● **Set task**: Search the listing for "ylabel" and copy every line where it appears.

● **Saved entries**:
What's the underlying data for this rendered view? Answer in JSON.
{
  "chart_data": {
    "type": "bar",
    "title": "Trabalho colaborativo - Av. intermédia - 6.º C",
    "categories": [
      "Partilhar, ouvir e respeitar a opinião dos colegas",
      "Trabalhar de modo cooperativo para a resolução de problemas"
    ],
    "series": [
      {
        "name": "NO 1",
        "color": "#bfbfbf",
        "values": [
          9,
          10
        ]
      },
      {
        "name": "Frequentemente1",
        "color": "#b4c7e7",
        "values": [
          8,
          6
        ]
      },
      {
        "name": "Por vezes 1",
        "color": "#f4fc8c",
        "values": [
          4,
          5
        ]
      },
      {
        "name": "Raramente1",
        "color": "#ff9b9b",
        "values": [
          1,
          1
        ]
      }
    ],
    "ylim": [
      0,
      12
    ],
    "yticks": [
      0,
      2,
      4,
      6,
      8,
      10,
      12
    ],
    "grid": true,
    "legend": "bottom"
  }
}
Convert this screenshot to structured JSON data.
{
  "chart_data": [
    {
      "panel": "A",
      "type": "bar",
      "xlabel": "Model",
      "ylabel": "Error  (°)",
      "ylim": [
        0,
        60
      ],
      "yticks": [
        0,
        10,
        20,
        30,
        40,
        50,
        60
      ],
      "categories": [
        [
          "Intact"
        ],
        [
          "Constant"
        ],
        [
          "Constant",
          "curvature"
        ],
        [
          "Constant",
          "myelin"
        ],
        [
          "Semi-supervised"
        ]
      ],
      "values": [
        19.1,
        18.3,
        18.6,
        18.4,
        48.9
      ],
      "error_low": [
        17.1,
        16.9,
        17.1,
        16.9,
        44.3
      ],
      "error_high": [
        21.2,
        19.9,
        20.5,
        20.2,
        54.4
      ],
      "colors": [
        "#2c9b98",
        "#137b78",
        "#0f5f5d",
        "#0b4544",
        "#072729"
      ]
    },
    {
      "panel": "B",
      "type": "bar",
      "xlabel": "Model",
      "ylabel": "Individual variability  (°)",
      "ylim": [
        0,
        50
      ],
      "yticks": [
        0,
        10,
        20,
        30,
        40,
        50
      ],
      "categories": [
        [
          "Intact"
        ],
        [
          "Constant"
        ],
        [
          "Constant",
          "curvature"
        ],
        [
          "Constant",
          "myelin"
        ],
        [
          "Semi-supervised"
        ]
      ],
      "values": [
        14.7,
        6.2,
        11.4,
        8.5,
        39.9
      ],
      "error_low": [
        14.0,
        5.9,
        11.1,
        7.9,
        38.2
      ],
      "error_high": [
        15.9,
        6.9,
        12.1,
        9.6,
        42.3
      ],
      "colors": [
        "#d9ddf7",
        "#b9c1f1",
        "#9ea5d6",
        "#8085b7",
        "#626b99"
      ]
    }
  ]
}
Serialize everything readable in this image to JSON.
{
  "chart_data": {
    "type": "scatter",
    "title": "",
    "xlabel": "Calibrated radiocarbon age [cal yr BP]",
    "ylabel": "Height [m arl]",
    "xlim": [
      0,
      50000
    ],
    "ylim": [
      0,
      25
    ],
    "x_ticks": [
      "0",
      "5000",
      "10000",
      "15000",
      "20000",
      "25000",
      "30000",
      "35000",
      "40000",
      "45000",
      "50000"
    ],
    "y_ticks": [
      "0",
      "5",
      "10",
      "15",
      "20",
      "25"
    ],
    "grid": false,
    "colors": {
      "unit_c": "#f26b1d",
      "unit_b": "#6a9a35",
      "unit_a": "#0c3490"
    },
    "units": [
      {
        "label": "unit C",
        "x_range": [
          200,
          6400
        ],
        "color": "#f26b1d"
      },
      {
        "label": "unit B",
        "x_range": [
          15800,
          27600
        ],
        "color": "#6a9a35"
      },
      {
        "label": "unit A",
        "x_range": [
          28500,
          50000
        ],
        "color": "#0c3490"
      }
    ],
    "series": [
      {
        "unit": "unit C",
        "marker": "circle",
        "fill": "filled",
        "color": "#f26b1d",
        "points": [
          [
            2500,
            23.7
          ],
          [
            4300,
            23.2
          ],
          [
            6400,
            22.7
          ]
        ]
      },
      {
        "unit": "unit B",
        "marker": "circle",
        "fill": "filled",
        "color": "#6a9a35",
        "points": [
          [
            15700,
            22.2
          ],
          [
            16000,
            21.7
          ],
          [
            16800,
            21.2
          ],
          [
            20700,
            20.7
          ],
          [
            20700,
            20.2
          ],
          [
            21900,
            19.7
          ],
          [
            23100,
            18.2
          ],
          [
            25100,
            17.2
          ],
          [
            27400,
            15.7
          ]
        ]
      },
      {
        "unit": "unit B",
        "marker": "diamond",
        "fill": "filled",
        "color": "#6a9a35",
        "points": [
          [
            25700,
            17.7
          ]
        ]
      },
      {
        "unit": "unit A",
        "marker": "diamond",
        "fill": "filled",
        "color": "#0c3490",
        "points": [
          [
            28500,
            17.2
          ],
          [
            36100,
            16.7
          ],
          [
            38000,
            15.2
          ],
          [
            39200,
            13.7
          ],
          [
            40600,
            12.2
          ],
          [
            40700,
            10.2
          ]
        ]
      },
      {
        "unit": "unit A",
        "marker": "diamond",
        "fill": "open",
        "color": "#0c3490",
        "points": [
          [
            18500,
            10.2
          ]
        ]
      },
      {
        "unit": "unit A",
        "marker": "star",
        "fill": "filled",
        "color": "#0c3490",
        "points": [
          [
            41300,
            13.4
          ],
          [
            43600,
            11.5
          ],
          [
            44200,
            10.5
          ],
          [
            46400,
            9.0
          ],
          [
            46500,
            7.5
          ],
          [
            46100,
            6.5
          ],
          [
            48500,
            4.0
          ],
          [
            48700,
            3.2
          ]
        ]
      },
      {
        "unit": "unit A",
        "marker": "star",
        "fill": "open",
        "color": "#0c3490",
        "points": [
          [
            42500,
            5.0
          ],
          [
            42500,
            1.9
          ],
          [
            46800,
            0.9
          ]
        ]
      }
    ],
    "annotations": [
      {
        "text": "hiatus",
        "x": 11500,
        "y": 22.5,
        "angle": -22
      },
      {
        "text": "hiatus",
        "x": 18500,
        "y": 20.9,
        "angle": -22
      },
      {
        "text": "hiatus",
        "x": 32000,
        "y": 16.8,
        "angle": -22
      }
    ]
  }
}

● **The solution**:
      "ylabel": "Error  (°)",
      "ylabel": "Individual variability  (°)",
    "ylabel": "Height [m arl]",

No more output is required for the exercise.